(Data entries)

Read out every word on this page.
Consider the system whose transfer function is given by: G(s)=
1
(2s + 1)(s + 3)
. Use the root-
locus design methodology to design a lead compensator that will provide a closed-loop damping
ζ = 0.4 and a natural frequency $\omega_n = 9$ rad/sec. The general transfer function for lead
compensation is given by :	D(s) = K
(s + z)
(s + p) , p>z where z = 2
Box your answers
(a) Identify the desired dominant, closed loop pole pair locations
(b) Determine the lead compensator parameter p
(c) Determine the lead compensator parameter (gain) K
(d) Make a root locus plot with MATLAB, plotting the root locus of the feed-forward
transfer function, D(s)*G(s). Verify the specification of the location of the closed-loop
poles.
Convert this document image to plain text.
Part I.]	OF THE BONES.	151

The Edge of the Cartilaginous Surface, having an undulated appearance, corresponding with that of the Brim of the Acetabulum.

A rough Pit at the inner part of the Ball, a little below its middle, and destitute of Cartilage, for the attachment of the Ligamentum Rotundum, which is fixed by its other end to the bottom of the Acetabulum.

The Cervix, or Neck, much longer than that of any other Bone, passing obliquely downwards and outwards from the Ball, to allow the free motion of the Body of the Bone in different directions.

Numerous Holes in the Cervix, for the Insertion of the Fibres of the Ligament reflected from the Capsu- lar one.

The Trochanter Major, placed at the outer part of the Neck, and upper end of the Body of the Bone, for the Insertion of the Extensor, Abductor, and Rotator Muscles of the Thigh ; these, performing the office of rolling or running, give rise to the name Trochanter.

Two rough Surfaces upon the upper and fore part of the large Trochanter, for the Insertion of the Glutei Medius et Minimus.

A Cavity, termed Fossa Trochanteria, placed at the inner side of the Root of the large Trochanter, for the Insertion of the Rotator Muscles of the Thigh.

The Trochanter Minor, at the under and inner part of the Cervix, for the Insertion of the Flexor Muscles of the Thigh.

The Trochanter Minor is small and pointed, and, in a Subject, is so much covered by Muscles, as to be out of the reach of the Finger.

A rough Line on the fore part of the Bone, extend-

→ **What the exercise asks**
Print the material once more, exactly.

→ **Final answer**
Read out every word on this page.
Consider the system whose transfer function is given by: G(s)=
1
(2s + 1)(s + 3)
. Use the root-
locus design methodology to design a lead compensator that will provide a closed-loop damping
ζ = 0.4 and a natural frequency $\omega_n = 9$ rad/sec. The general transfer function for lead
compensation is given by :	D(s) = K
(s + z)
(s + p) , p>z where z = 2
Box your answers
(a) Identify the desired dominant, closed loop pole pair locations
(b) Determine the lead compensator parameter p
(c) Determine the lead compensator parameter (gain) K
(d) Make a root locus plot with MATLAB, plotting the root locus of the feed-forward
transfer function, D(s)*G(s). Verify the specification of the location of the closed-loop
poles.
Convert this document image to plain text.
Part I.]	OF THE BONES.	151

The Edge of the Cartilaginous Surface, having an undulated appearance, corresponding with that of the Brim of the Acetabulum.

A rough Pit at the inner part of the Ball, a little below its middle, and destitute of Cartilage, for the attachment of the Ligamentum Rotundum, which is fixed by its other end to the bottom of the Acetabulum.

The Cervix, or Neck, much longer than that of any other Bone, passing obliquely downwards and outwards from the Ball, to allow the free motion of the Body of the Bone in different directions.

Numerous Holes in the Cervix, for the Insertion of the Fibres of the Ligament reflected from the Capsu- lar one.

The Trochanter Major, placed at the outer part of the Neck, and upper end of the Body of the Bone, for the Insertion of the Extensor, Abductor, and Rotator Muscles of the Thigh ; these, performing the office of rolling or running, give rise to the name Trochanter.

Two rough Surfaces upon the upper and fore part of the large Trochanter, for the Insertion of the Glutei Medius et Minimus.

A Cavity, termed Fossa Trochanteria, placed at the inner side of the Root of the large Trochanter, for the Insertion of the Rotator Muscles of the Thigh.

The Trochanter Minor, at the under and inner part of the Cervix, for the Insertion of the Flexor Muscles of the Thigh.

The Trochanter Minor is small and pointed, and, in a Subject, is so much covered by Muscles, as to be out of the reach of the Finger.

A rough Line on the fore part of the Bone, extend-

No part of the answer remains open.